→ Exercise requirements: Below is a listing to transcribe in full and exactly; keep the pictures out.

→ Data to process:

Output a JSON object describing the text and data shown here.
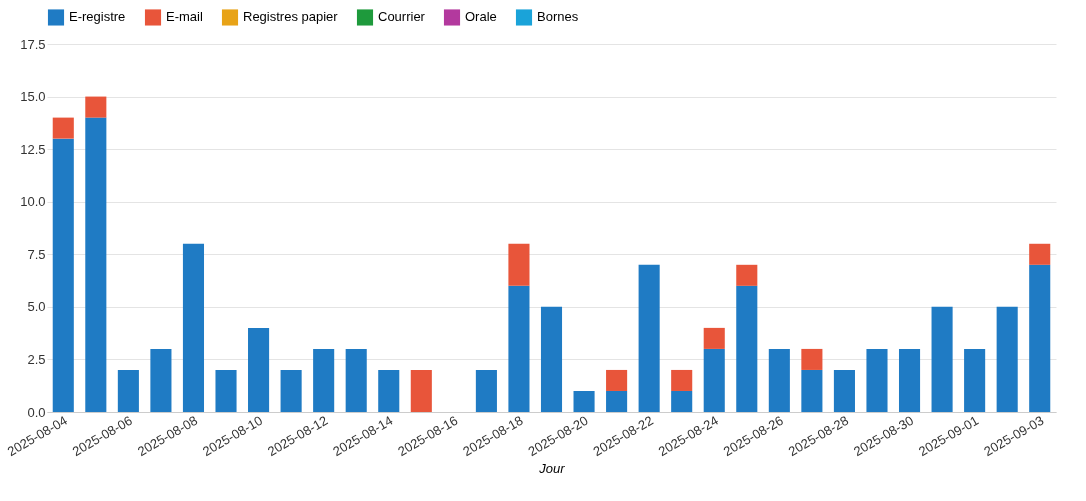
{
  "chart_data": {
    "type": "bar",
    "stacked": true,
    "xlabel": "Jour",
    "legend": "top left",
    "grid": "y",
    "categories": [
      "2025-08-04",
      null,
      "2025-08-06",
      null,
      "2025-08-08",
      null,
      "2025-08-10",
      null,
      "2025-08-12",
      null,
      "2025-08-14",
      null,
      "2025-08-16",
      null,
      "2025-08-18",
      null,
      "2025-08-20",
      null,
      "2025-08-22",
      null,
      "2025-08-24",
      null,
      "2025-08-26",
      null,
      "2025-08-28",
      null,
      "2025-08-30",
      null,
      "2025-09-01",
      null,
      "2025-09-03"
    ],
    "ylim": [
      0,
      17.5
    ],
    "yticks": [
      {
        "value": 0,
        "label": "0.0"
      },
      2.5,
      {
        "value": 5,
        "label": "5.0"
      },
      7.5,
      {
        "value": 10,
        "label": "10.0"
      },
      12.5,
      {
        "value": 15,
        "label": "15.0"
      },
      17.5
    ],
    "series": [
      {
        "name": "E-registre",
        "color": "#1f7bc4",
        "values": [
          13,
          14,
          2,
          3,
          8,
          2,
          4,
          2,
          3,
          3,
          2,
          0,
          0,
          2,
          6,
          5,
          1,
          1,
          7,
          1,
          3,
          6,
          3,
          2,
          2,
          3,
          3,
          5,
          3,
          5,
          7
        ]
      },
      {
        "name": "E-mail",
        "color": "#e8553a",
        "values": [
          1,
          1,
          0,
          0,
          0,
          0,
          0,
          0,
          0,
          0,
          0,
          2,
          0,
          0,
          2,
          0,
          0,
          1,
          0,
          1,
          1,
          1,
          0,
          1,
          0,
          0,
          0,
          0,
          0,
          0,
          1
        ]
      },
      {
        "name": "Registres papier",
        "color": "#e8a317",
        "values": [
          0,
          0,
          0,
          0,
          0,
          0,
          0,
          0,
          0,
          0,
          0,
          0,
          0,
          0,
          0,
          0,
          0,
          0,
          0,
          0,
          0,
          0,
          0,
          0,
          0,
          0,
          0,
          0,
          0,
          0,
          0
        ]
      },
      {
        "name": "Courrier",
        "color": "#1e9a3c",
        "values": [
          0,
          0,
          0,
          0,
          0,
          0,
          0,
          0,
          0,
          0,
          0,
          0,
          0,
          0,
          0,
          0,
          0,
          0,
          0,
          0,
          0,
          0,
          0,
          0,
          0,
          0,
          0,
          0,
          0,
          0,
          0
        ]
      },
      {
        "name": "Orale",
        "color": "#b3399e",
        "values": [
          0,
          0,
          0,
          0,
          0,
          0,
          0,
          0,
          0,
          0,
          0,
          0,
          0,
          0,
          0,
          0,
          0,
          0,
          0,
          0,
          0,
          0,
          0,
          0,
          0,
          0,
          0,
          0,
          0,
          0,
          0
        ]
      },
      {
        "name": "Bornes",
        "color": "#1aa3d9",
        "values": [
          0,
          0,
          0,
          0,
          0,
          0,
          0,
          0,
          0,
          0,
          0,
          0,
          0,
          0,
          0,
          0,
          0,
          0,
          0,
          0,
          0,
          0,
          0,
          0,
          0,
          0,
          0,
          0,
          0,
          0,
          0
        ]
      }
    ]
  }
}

→ Expected answer:
Output a JSON object describing the text and data shown here.
{
  "chart_data": {
    "type": "bar",
    "stacked": true,
    "xlabel": "Jour",
    "legend": "top left",
    "grid": "y",
    "categories": [
      "2025-08-04",
      null,
      "2025-08-06",
      null,
      "2025-08-08",
      null,
      "2025-08-10",
      null,
      "2025-08-12",
      null,
      "2025-08-14",
      null,
      "2025-08-16",
      null,
      "2025-08-18",
      null,
      "2025-08-20",
      null,
      "2025-08-22",
      null,
      "2025-08-24",
      null,
      "2025-08-26",
      null,
      "2025-08-28",
      null,
      "2025-08-30",
      null,
      "2025-09-01",
      null,
      "2025-09-03"
    ],
    "ylim": [
      0,
      17.5
    ],
    "yticks": [
      {
        "value": 0,
        "label": "0.0"
      },
      2.5,
      {
        "value": 5,
        "label": "5.0"
      },
      7.5,
      {
        "value": 10,
        "label": "10.0"
      },
      12.5,
      {
        "value": 15,
        "label": "15.0"
      },
      17.5
    ],
    "series": [
      {
        "name": "E-registre",
        "color": "#1f7bc4",
        "values": [
          13,
          14,
          2,
          3,
          8,
          2,
          4,
          2,
          3,
          3,
          2,
          0,
          0,
          2,
          6,
          5,
          1,
          1,
          7,
          1,
          3,
          6,
          3,
          2,
          2,
          3,
          3,
          5,
          3,
          5,
          7
        ]
      },
      {
        "name": "E-mail",
        "color": "#e8553a",
        "values": [
          1,
          1,
          0,
          0,
          0,
          0,
          0,
          0,
          0,
          0,
          0,
          2,
          0,
          0,
          2,
          0,
          0,
          1,
          0,
          1,
          1,
          1,
          0,
          1,
          0,
          0,
          0,
          0,
          0,
          0,
          1
        ]
      },
      {
        "name": "Registres papier",
        "color": "#e8a317",
        "values": [
          0,
          0,
          0,
          0,
          0,
          0,
          0,
          0,
          0,
          0,
          0,
          0,
          0,
          0,
          0,
          0,
          0,
          0,
          0,
          0,
          0,
          0,
          0,
          0,
          0,
          0,
          0,
          0,
          0,
          0,
          0
        ]
      },
      {
        "name": "Courrier",
        "color": "#1e9a3c",
        "values": [
          0,
          0,
          0,
          0,
          0,
          0,
          0,
          0,
          0,
          0,
          0,
          0,
          0,
          0,
          0,
          0,
          0,
          0,
          0,
          0,
          0,
          0,
          0,
          0,
          0,
          0,
          0,
          0,
          0,
          0,
          0
        ]
      },
      {
        "name": "Orale",
        "color": "#b3399e",
        "values": [
          0,
          0,
          0,
          0,
          0,
          0,
          0,
          0,
          0,
          0,
          0,
          0,
          0,
          0,
          0,
          0,
          0,
          0,
          0,
          0,
          0,
          0,
          0,
          0,
          0,
          0,
          0,
          0,
          0,
          0,
          0
        ]
      },
      {
        "name": "Bornes",
        "color": "#1aa3d9",
        "values": [
          0,
          0,
          0,
          0,
          0,
          0,
          0,
          0,
          0,
          0,
          0,
          0,
          0,
          0,
          0,
          0,
          0,
          0,
          0,
          0,
          0,
          0,
          0,
          0,
          0,
          0,
          0,
          0,
          0,
          0,
          0
        ]
      }
    ]
  }
}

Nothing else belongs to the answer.